## [Directive A]
From the car-buying excerpt, print the passage starting at "Don't come in" and ending at "don't take orders.".
## [Directive B]
In the car-buying excerpt, how much does the salesperson usually make when a car sells at invoice?

Don't come in and expect to pay $100 a month on a $30,000 car with no money down. Be a little smart. Look at your budget and know what you can spend. If you can do $400 a month, come in and tell them you can only do $300 a month. No matter what monthly payment you come in and tell them you can do, they will try to raise you. Well, at least I would. I never, EVER agreed to anyone else's demands for a payment. I'm not a waitor, I don't take orders.

Go in, be professional. Tell them you want a car that can do x, y and z. Tell them what THE most important thing in a car for you is and tell them what you can afford monthly. And don't go in there and tell the salesperson "I'm just looking." I fucking hate that. A car dealership isn't a fucking museum and I'm not a fucking curator here to describe to you in great detail all about this car without making money. Car salespeople make $250 a week in salary IF THAT and only make a percentage of the markup between invoice and the final selling price. Very rarely do they get hold back. If you buy a car at invoice, the salesperson will usually make $50 on that sale. He'll spend 3 or 4 hours and make $50. That's $12.50 an hour. Would YOU work for that little? It's bullshit. The dealerships don't pay the salespeople on hold back (the price the manufacturer pays the dealer to sell the car) and the salesperson barely makes any money and everyone of these fucking customers says "No, I'm just looking." Or "What's the invoice on this car?" I've never gone to a supermarket and said "Can you tell me what you paid for this can of beans? Cause I don't want to pay a dime more." Who the fuck has the balls to say "I don't want your company to make a dime of profit off of me."

## [Stored data]
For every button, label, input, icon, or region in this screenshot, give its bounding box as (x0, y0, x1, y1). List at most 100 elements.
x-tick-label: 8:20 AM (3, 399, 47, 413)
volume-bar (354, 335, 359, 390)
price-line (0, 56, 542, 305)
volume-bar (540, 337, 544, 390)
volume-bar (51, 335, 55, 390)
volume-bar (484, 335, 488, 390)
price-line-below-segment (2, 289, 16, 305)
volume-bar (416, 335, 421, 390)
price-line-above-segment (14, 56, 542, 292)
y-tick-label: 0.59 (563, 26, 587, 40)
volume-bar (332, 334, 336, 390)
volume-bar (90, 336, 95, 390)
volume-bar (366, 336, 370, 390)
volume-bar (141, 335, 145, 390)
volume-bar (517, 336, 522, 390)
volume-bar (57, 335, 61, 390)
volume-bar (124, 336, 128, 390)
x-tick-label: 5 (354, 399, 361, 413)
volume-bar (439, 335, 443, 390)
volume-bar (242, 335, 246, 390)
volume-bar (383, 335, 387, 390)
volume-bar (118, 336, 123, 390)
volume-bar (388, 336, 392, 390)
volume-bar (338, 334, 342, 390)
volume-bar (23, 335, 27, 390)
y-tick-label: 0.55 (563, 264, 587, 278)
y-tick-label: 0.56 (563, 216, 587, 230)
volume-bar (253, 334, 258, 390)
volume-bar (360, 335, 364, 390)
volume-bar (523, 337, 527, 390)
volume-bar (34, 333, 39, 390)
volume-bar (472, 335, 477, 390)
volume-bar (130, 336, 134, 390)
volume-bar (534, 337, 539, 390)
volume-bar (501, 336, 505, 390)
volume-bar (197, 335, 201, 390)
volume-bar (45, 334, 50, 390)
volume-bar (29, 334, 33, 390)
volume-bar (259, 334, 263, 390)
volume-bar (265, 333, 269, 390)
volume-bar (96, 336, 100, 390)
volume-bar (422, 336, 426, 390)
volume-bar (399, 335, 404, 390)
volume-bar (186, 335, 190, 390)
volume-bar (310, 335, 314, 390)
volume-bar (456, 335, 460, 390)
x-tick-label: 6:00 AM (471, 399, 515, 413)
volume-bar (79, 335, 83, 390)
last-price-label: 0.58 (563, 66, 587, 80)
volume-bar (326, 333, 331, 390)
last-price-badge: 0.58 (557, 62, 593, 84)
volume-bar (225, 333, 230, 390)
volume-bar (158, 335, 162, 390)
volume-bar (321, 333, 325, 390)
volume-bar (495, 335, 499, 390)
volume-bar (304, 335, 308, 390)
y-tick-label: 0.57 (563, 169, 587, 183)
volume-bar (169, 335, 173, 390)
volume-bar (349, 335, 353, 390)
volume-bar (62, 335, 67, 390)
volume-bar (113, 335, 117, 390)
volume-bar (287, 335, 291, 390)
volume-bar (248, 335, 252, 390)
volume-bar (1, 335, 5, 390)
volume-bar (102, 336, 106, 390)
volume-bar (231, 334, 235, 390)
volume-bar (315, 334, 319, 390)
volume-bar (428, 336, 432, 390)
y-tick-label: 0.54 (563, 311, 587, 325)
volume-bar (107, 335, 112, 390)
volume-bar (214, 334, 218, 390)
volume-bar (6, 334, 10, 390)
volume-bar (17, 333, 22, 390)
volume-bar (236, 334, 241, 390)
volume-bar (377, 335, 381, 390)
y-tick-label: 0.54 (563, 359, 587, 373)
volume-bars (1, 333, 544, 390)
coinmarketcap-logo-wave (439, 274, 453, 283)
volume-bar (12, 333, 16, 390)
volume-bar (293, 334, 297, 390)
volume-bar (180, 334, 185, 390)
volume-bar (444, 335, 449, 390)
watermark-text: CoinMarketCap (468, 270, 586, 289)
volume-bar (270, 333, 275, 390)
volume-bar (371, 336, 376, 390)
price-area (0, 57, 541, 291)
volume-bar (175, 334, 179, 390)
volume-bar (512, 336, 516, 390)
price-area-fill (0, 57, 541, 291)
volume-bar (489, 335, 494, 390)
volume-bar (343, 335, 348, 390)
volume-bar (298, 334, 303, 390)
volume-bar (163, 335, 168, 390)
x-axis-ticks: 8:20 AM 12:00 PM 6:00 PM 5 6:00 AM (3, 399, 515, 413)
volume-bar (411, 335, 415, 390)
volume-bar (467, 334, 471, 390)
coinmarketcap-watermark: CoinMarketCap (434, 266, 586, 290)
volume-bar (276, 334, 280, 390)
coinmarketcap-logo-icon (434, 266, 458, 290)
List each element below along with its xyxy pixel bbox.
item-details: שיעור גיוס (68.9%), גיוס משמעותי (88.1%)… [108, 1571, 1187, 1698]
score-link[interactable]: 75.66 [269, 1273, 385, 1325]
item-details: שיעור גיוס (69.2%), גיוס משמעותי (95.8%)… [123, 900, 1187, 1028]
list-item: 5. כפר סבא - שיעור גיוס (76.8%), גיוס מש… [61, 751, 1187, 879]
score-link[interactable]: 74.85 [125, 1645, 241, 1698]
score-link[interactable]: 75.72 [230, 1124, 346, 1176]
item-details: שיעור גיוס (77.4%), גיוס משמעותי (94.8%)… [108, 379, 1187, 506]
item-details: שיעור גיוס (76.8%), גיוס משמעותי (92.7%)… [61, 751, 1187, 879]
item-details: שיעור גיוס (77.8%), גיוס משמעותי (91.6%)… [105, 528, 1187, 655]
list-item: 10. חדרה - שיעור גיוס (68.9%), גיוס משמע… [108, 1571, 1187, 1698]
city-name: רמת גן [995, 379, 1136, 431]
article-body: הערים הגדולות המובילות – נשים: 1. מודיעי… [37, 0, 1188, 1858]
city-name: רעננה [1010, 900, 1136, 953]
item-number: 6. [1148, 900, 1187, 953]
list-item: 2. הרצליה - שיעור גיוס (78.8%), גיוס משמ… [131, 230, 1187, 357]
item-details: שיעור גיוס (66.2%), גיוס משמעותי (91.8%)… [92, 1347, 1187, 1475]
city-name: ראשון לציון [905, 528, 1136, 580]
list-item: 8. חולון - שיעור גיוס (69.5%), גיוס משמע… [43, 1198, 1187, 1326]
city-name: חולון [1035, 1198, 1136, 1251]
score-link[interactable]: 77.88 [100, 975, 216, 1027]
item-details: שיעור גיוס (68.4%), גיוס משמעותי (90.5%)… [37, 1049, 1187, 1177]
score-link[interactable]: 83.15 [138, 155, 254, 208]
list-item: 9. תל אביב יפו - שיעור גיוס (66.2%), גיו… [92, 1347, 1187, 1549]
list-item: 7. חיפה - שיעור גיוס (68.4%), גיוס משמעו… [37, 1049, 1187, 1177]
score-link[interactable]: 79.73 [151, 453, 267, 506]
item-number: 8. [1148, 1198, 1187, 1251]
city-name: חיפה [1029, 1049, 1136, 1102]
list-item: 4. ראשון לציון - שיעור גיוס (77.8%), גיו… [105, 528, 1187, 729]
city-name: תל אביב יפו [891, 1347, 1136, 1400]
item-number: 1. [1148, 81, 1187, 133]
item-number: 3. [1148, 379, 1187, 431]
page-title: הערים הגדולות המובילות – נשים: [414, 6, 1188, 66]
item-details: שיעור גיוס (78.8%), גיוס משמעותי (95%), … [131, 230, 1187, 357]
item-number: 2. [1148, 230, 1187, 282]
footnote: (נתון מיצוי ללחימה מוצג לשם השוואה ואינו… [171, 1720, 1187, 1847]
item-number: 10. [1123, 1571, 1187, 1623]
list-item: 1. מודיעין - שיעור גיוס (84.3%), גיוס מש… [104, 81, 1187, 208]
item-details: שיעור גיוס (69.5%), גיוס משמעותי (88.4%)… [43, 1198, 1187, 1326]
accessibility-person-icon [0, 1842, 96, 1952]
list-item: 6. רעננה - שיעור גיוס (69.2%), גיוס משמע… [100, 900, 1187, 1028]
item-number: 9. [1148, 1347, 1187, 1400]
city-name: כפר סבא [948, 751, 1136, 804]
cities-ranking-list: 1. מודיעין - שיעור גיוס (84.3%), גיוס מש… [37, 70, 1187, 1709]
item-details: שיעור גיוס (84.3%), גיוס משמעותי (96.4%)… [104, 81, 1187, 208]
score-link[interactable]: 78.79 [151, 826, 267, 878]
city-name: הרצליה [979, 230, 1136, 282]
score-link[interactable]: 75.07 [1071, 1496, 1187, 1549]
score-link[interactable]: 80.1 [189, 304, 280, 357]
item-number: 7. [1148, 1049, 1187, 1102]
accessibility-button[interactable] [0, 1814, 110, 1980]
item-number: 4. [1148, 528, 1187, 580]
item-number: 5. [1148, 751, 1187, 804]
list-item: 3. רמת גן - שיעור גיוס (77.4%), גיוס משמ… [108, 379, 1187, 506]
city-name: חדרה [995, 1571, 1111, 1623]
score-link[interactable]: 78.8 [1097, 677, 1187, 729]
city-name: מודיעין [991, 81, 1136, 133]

## [Right answer A]
Don't come in and expect to pay $100 a month on a $30,000 car with no money down. Be a little smart. Look at your budget and know what you can spend. If you can do $400 a month, come in and tell them you can only do $300 a month. No matter what monthly payment you come in and tell them you can do, they will try to raise you. Well, at least I would. I never, EVER agreed to anyone else's demands for a payment. I'm not a waitor, I don't take orders.

## [Right answer B]
$50 on that sale.